(Collected data)
----------------

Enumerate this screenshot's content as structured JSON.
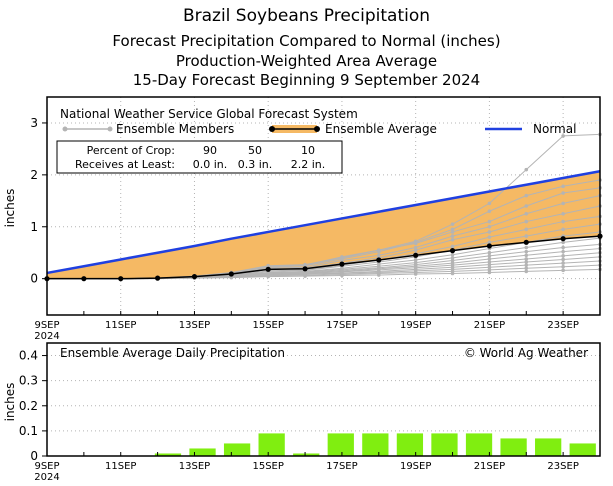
{
  "title": {
    "line1": "Brazil Soybeans Precipitation",
    "line2": "Forecast Precipitation Compared to Normal (inches)",
    "line3": "Production-Weighted Area Average",
    "line4": "15-Day Forecast Beginning 9 September 2024"
  },
  "colors": {
    "normal": "#2040e0",
    "fill": "#f5b964",
    "average": "#000000",
    "members": "#b4b4b4",
    "daily_bar": "#80ee10",
    "grid": "#b4b4b4"
  },
  "top_panel": {
    "source": "National Weather Service Global Forecast System",
    "legend_members": "Ensemble Members",
    "legend_average": "Ensemble Average",
    "legend_normal": "Normal",
    "table": {
      "row1_label": "Percent of Crop:",
      "row1_values": [
        "90",
        "50",
        "10"
      ],
      "row2_label": "Receives at Least:",
      "row2_values": [
        "0.0 in.",
        "0.3 in.",
        "2.2 in."
      ]
    }
  },
  "bottom_panel": {
    "title": "Ensemble Average Daily Precipitation",
    "credit": "© World Ag Weather"
  },
  "chart_data": [
    {
      "type": "line",
      "ylabel": "inches",
      "ylim": [
        -0.7,
        3.5
      ],
      "yticks": [
        0,
        1,
        2,
        3
      ],
      "x": [
        "9SEP",
        "10SEP",
        "11SEP",
        "12SEP",
        "13SEP",
        "14SEP",
        "15SEP",
        "16SEP",
        "17SEP",
        "18SEP",
        "19SEP",
        "20SEP",
        "21SEP",
        "22SEP",
        "23SEP",
        "24SEP"
      ],
      "xtick_labels": [
        "9SEP",
        "11SEP",
        "13SEP",
        "15SEP",
        "17SEP",
        "19SEP",
        "21SEP",
        "23SEP"
      ],
      "xtick_year": "2024",
      "grid": true,
      "series": [
        {
          "name": "Normal",
          "values": [
            0.11,
            0.24,
            0.37,
            0.5,
            0.63,
            0.77,
            0.9,
            1.03,
            1.16,
            1.29,
            1.42,
            1.55,
            1.68,
            1.81,
            1.94,
            2.07
          ]
        },
        {
          "name": "Ensemble Average",
          "values": [
            0.0,
            0.0,
            0.0,
            0.01,
            0.04,
            0.09,
            0.18,
            0.19,
            0.28,
            0.36,
            0.45,
            0.54,
            0.63,
            0.7,
            0.77,
            0.82
          ]
        }
      ],
      "members": [
        [
          0,
          0,
          0,
          0.01,
          0.05,
          0.12,
          0.25,
          0.27,
          0.4,
          0.55,
          0.72,
          1.05,
          1.45,
          2.1,
          2.75,
          2.78
        ],
        [
          0,
          0,
          0,
          0.01,
          0.04,
          0.1,
          0.22,
          0.25,
          0.38,
          0.52,
          0.7,
          0.95,
          1.3,
          1.6,
          1.78,
          1.9
        ],
        [
          0,
          0,
          0,
          0.01,
          0.05,
          0.11,
          0.24,
          0.26,
          0.42,
          0.55,
          0.68,
          0.9,
          1.1,
          1.4,
          1.65,
          1.75
        ],
        [
          0,
          0,
          0,
          0.01,
          0.04,
          0.09,
          0.2,
          0.22,
          0.35,
          0.45,
          0.6,
          0.82,
          1.0,
          1.25,
          1.45,
          1.6
        ],
        [
          0,
          0,
          0,
          0.01,
          0.03,
          0.08,
          0.18,
          0.2,
          0.3,
          0.4,
          0.55,
          0.75,
          0.9,
          1.1,
          1.25,
          1.4
        ],
        [
          0,
          0,
          0,
          0.01,
          0.03,
          0.07,
          0.15,
          0.17,
          0.26,
          0.36,
          0.48,
          0.62,
          0.8,
          0.95,
          1.1,
          1.2
        ],
        [
          0,
          0,
          0,
          0.01,
          0.03,
          0.07,
          0.14,
          0.16,
          0.24,
          0.32,
          0.42,
          0.55,
          0.7,
          0.82,
          0.95,
          1.05
        ],
        [
          0,
          0,
          0,
          0.01,
          0.03,
          0.06,
          0.12,
          0.14,
          0.2,
          0.28,
          0.36,
          0.46,
          0.58,
          0.7,
          0.82,
          0.9
        ],
        [
          0,
          0,
          0,
          0.01,
          0.03,
          0.06,
          0.11,
          0.13,
          0.18,
          0.24,
          0.31,
          0.4,
          0.5,
          0.6,
          0.7,
          0.78
        ],
        [
          0,
          0,
          0,
          0.01,
          0.02,
          0.05,
          0.1,
          0.12,
          0.16,
          0.21,
          0.27,
          0.35,
          0.44,
          0.52,
          0.6,
          0.66
        ],
        [
          0,
          0,
          0,
          0.01,
          0.02,
          0.05,
          0.09,
          0.11,
          0.14,
          0.19,
          0.24,
          0.3,
          0.38,
          0.45,
          0.52,
          0.58
        ],
        [
          0,
          0,
          0,
          0.01,
          0.02,
          0.04,
          0.08,
          0.1,
          0.13,
          0.17,
          0.21,
          0.26,
          0.32,
          0.38,
          0.44,
          0.5
        ],
        [
          0,
          0,
          0,
          0.01,
          0.02,
          0.04,
          0.07,
          0.09,
          0.11,
          0.14,
          0.18,
          0.22,
          0.27,
          0.32,
          0.37,
          0.42
        ],
        [
          0,
          0,
          0,
          0.0,
          0.02,
          0.03,
          0.06,
          0.08,
          0.1,
          0.12,
          0.15,
          0.18,
          0.22,
          0.26,
          0.3,
          0.34
        ],
        [
          0,
          0,
          0,
          0.0,
          0.01,
          0.03,
          0.05,
          0.06,
          0.08,
          0.1,
          0.12,
          0.14,
          0.17,
          0.2,
          0.23,
          0.26
        ],
        [
          0,
          0,
          0,
          0.0,
          0.01,
          0.02,
          0.04,
          0.05,
          0.06,
          0.07,
          0.09,
          0.1,
          0.12,
          0.14,
          0.16,
          0.18
        ]
      ]
    },
    {
      "type": "bar",
      "ylabel": "inches",
      "ylim": [
        0,
        0.45
      ],
      "yticks": [
        0,
        0.1,
        0.2,
        0.3,
        0.4
      ],
      "ytick_labels": [
        "0",
        "0.1",
        "0.2",
        "0.3",
        "0.4"
      ],
      "categories": [
        "9SEP",
        "10SEP",
        "11SEP",
        "12SEP",
        "13SEP",
        "14SEP",
        "15SEP",
        "16SEP",
        "17SEP",
        "18SEP",
        "19SEP",
        "20SEP",
        "21SEP",
        "22SEP",
        "23SEP",
        "24SEP"
      ],
      "xtick_labels": [
        "9SEP",
        "11SEP",
        "13SEP",
        "15SEP",
        "17SEP",
        "19SEP",
        "21SEP",
        "23SEP"
      ],
      "xtick_year": "2024",
      "values": [
        0.0,
        0.0,
        0.0,
        0.01,
        0.03,
        0.05,
        0.09,
        0.01,
        0.09,
        0.09,
        0.09,
        0.09,
        0.09,
        0.07,
        0.07,
        0.05
      ],
      "grid": true
    }
  ]
}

----------------

- _Work to complete_:
Using the listing above, work out how many of its lines include "Ensemble", and give only the result.

- _Full output_:
4